-- Begin Stored rows --
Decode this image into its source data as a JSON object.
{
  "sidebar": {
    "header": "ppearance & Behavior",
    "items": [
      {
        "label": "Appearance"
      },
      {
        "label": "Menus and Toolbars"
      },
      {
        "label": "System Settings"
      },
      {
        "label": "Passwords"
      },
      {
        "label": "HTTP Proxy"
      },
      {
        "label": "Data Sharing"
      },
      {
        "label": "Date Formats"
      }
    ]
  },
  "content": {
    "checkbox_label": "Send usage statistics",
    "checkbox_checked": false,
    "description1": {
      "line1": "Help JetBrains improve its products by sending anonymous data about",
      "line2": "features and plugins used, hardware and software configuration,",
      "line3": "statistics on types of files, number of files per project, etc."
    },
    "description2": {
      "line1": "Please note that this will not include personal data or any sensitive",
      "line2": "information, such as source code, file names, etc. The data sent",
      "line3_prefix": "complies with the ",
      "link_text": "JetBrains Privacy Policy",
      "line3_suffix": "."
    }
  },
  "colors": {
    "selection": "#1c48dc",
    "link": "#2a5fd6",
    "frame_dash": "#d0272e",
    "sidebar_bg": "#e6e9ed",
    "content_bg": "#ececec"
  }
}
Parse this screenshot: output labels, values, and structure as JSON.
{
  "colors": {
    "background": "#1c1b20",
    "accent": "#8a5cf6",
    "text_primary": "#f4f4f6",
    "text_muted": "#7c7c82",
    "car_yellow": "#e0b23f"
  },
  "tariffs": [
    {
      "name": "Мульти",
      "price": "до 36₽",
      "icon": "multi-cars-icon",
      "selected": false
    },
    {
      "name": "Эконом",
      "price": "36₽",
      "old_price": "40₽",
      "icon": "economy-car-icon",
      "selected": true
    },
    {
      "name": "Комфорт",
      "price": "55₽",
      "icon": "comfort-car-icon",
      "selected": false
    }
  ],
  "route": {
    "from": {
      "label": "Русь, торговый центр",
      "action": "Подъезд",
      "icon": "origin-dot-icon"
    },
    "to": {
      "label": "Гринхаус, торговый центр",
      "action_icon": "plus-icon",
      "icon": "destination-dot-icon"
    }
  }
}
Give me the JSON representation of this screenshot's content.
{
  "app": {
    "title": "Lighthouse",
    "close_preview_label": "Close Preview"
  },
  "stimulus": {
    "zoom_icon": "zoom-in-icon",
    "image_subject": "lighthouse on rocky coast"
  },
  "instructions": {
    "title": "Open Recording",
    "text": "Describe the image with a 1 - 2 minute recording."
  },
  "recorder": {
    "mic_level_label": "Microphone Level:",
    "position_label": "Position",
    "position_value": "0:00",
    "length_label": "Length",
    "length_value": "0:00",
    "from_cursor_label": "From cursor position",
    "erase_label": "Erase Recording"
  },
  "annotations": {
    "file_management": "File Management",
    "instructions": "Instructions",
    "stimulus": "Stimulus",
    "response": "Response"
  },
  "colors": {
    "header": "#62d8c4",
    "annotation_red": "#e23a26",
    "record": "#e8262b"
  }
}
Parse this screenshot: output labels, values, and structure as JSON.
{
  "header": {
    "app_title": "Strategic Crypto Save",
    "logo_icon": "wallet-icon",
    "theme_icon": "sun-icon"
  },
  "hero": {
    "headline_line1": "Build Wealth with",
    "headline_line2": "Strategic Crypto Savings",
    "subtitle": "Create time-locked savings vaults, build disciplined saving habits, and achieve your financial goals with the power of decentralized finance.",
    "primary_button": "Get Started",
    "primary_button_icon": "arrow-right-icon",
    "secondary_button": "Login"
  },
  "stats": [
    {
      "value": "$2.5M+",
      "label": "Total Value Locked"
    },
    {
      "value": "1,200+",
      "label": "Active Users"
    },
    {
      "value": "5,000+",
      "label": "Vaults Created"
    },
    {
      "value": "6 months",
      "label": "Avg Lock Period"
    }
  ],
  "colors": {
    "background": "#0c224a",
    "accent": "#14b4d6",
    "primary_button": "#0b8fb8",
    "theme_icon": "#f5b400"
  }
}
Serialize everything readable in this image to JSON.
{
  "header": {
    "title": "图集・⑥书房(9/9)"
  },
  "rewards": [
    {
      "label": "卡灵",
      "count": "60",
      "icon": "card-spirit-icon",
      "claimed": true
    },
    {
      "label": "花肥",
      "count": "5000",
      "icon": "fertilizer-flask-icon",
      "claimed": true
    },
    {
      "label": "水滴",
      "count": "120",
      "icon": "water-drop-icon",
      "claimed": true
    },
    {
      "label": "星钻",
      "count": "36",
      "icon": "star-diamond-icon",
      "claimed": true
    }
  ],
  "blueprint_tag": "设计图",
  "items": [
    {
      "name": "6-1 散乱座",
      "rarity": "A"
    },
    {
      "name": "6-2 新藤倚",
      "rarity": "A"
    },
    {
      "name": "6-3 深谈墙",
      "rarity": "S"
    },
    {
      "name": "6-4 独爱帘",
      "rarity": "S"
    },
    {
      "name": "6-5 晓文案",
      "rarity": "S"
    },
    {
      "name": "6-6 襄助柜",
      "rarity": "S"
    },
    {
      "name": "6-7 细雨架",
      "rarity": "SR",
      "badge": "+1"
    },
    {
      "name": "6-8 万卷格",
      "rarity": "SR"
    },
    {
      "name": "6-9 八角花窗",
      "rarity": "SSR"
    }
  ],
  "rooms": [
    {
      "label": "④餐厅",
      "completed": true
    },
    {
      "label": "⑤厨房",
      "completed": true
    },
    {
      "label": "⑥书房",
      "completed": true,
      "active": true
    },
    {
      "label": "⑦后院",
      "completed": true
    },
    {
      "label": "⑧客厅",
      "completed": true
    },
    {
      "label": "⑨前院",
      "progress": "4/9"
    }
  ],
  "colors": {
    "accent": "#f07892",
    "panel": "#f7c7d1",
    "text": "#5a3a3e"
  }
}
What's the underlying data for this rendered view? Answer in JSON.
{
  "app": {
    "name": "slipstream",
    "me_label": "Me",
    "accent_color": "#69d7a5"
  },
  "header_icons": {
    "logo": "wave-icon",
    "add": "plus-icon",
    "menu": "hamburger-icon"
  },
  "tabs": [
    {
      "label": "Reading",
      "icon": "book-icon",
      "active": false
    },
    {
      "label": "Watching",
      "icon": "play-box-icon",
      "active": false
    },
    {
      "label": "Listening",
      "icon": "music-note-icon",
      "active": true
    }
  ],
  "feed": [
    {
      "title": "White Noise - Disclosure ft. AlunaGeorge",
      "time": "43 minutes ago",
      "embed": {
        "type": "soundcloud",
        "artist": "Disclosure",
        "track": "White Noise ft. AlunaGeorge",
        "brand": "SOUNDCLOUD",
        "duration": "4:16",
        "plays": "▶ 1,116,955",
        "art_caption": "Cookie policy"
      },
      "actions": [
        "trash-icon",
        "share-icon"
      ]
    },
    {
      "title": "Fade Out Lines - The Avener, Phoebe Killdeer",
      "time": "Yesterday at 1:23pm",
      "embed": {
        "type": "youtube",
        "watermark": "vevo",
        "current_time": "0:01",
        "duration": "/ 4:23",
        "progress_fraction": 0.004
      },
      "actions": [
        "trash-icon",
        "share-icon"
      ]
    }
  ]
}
-- End Stored rows --
Task instructions: Each line in the entries above that includes the string "JSON" should be extracted.

Task result:
Decode this image into its source data as a JSON object.
Parse this screenshot: output labels, values, and structure as JSON.
Give me the JSON representation of this screenshot's content.
Parse this screenshot: output labels, values, and structure as JSON.
Serialize everything readable in this image to JSON.
What's the underlying data for this rendered view? Answer in JSON.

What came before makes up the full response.